■ **Exercise brief**:
Skip every image and restate the data word for word.

+++ Listing +++

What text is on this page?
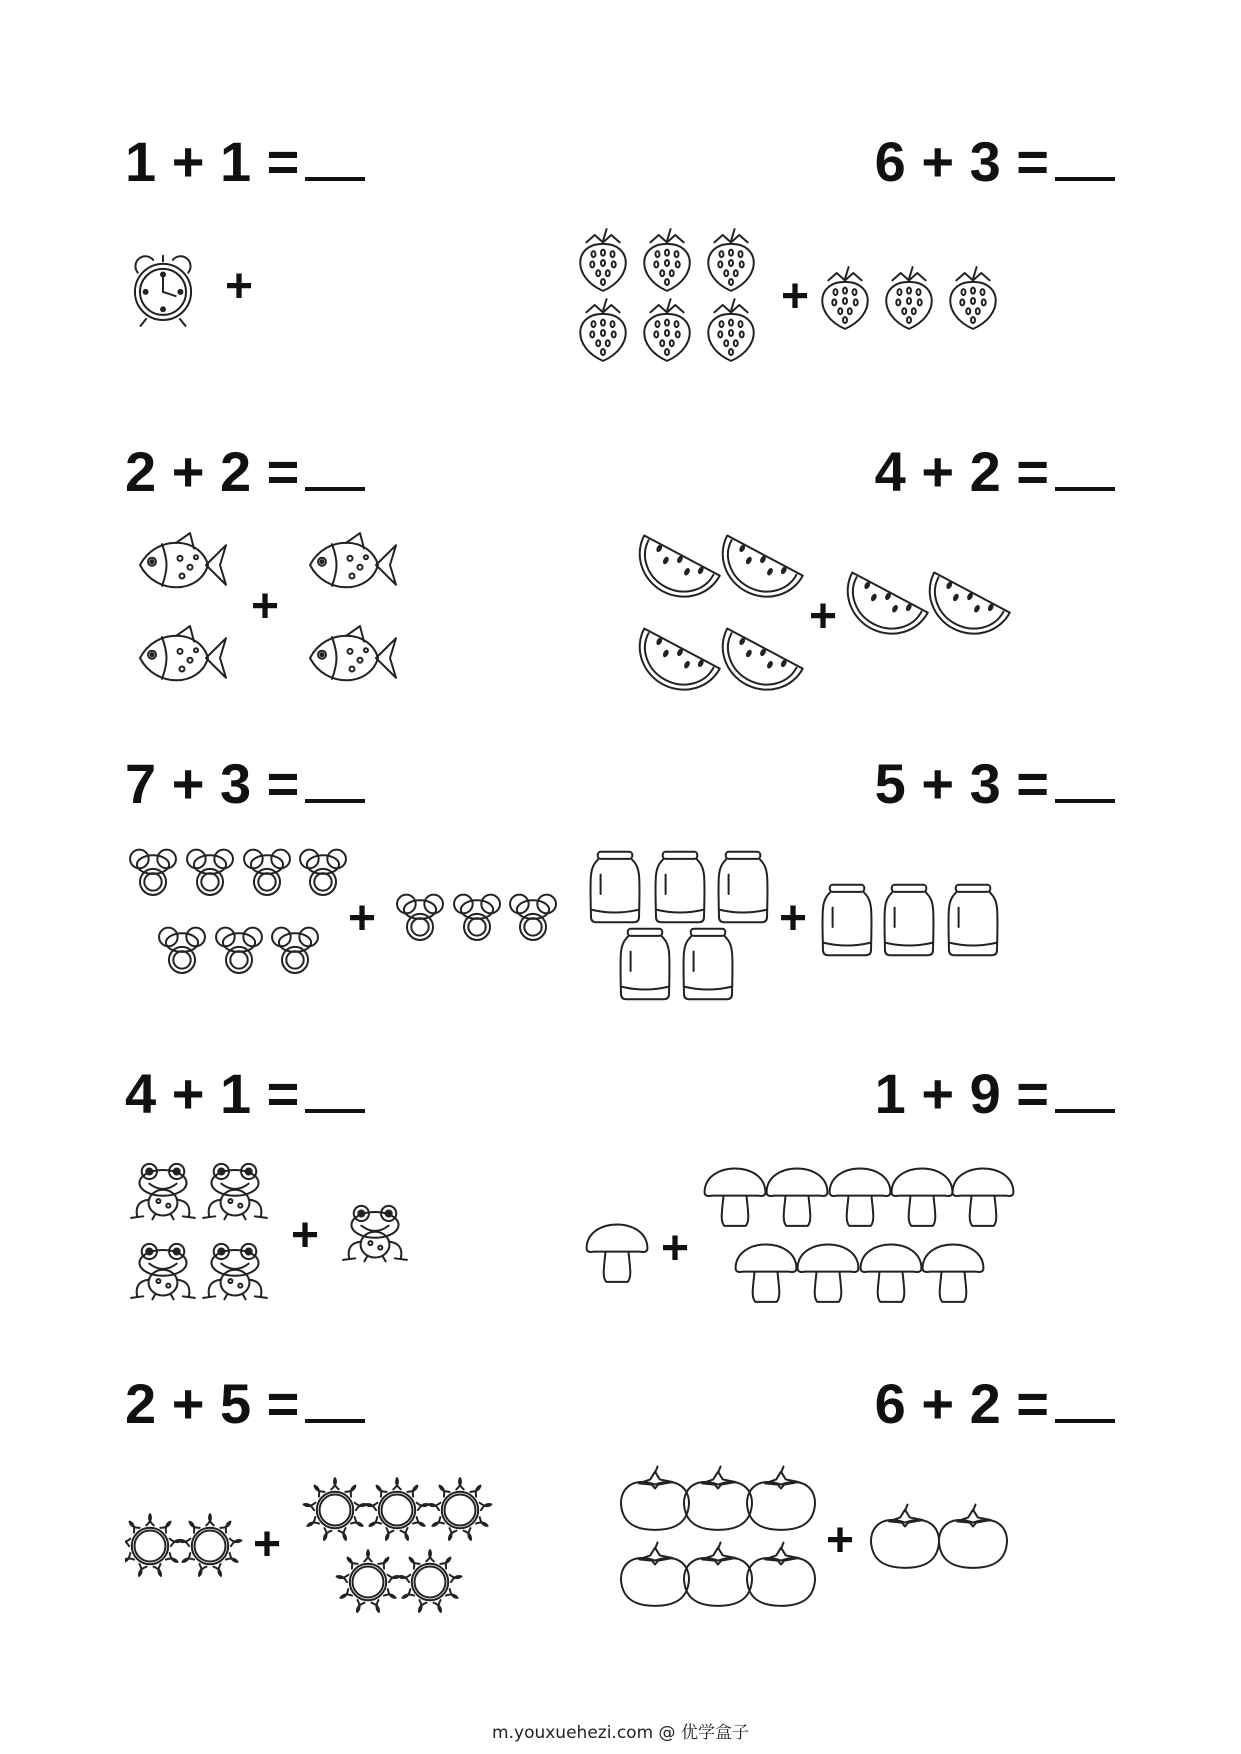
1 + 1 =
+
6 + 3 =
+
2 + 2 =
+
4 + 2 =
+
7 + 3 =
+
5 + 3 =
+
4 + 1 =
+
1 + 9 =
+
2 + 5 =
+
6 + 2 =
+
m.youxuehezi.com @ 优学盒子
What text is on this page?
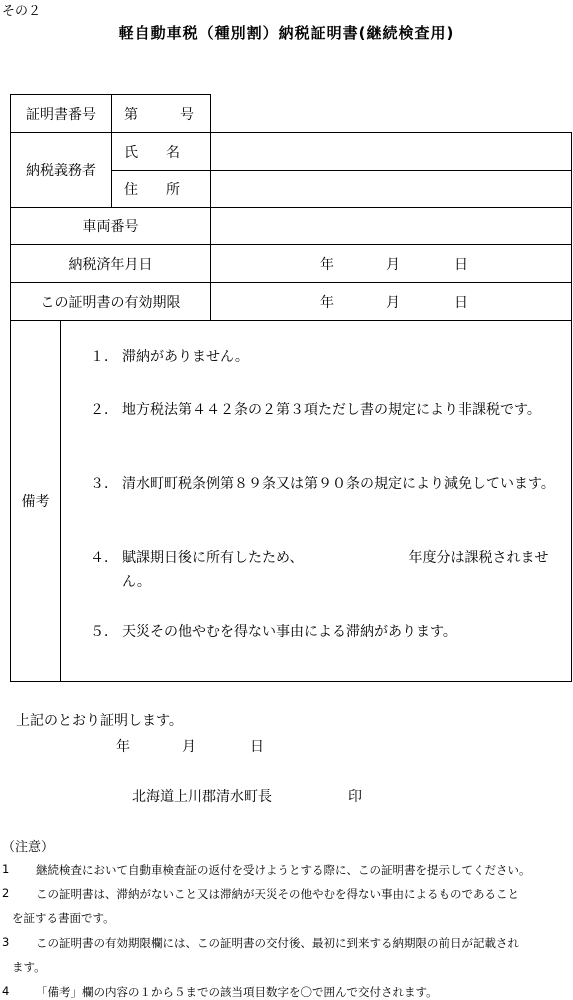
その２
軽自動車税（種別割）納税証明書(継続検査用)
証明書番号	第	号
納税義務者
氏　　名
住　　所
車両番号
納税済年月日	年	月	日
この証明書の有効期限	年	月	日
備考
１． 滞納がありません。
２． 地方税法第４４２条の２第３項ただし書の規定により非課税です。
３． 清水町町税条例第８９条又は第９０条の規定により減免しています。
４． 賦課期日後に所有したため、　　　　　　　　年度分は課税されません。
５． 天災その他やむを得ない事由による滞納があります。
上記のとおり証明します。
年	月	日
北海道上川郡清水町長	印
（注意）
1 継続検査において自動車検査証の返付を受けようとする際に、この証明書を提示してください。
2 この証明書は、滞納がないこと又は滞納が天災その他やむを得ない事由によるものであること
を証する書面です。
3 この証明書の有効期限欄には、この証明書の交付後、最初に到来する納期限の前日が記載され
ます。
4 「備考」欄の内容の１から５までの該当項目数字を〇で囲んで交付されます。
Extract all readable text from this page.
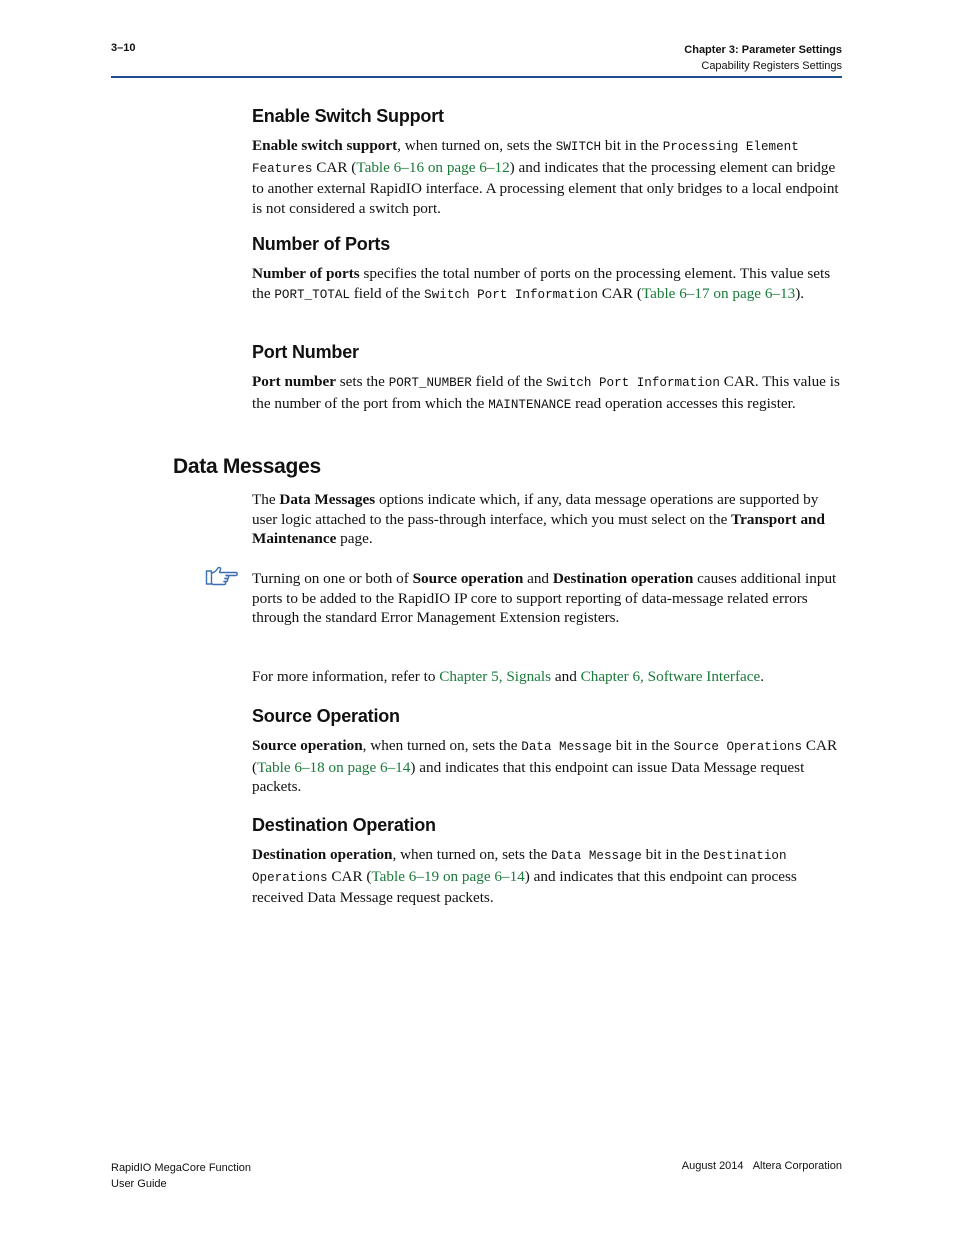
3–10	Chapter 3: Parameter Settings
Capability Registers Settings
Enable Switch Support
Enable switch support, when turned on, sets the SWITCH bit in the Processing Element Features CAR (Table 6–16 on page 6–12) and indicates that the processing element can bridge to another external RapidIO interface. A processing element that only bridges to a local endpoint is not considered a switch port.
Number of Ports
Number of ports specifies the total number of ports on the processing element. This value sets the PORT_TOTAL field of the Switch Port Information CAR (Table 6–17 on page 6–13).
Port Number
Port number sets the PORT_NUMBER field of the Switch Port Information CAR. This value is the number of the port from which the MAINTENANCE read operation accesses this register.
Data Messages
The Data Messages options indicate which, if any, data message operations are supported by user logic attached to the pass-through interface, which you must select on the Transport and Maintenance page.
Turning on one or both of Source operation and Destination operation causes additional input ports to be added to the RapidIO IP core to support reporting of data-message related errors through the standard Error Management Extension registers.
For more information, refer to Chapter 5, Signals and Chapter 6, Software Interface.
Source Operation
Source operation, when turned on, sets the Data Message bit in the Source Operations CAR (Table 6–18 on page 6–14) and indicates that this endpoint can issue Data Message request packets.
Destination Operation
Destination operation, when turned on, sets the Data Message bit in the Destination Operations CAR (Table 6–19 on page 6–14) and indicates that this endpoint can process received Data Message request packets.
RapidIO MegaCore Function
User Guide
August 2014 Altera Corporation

+++

■ **Answer to this task**:
What text is on this page?
1 + 1 =
+
6 + 3 =
+
2 + 2 =
+
4 + 2 =
+
7 + 3 =
+
5 + 3 =
+
4 + 1 =
+
1 + 9 =
+
2 + 5 =
+
6 + 2 =
+
m.youxuehezi.com @ 优学盒子
What text is on this page?
その２
軽自動車税（種別割）納税証明書(継続検査用)
証明書番号	第	号
納税義務者
氏　　名
住　　所
車両番号
納税済年月日	年	月	日
この証明書の有効期限	年	月	日
備考
１． 滞納がありません。
２． 地方税法第４４２条の２第３項ただし書の規定により非課税です。
３． 清水町町税条例第８９条又は第９０条の規定により減免しています。
４． 賦課期日後に所有したため、　　　　　　　　年度分は課税されません。
５． 天災その他やむを得ない事由による滞納があります。
上記のとおり証明します。
年	月	日
北海道上川郡清水町長	印
（注意）
1 継続検査において自動車検査証の返付を受けようとする際に、この証明書を提示してください。
2 この証明書は、滞納がないこと又は滞納が天災その他やむを得ない事由によるものであること
を証する書面です。
3 この証明書の有効期限欄には、この証明書の交付後、最初に到来する納期限の前日が記載され
ます。
4 「備考」欄の内容の１から５までの該当項目数字を〇で囲んで交付されます。
Extract all readable text from this page.
3–10	Chapter 3: Parameter Settings
Capability Registers Settings
Enable Switch Support
Enable switch support, when turned on, sets the SWITCH bit in the Processing Element Features CAR (Table 6–16 on page 6–12) and indicates that the processing element can bridge to another external RapidIO interface. A processing element that only bridges to a local endpoint is not considered a switch port.
Number of Ports
Number of ports specifies the total number of ports on the processing element. This value sets the PORT_TOTAL field of the Switch Port Information CAR (Table 6–17 on page 6–13).
Port Number
Port number sets the PORT_NUMBER field of the Switch Port Information CAR. This value is the number of the port from which the MAINTENANCE read operation accesses this register.
Data Messages
The Data Messages options indicate which, if any, data message operations are supported by user logic attached to the pass-through interface, which you must select on the Transport and Maintenance page.
Turning on one or both of Source operation and Destination operation causes additional input ports to be added to the RapidIO IP core to support reporting of data-message related errors through the standard Error Management Extension registers.
For more information, refer to Chapter 5, Signals and Chapter 6, Software Interface.
Source Operation
Source operation, when turned on, sets the Data Message bit in the Source Operations CAR (Table 6–18 on page 6–14) and indicates that this endpoint can issue Data Message request packets.
Destination Operation
Destination operation, when turned on, sets the Data Message bit in the Destination Operations CAR (Table 6–19 on page 6–14) and indicates that this endpoint can process received Data Message request packets.
RapidIO MegaCore Function
User Guide
August 2014 Altera Corporation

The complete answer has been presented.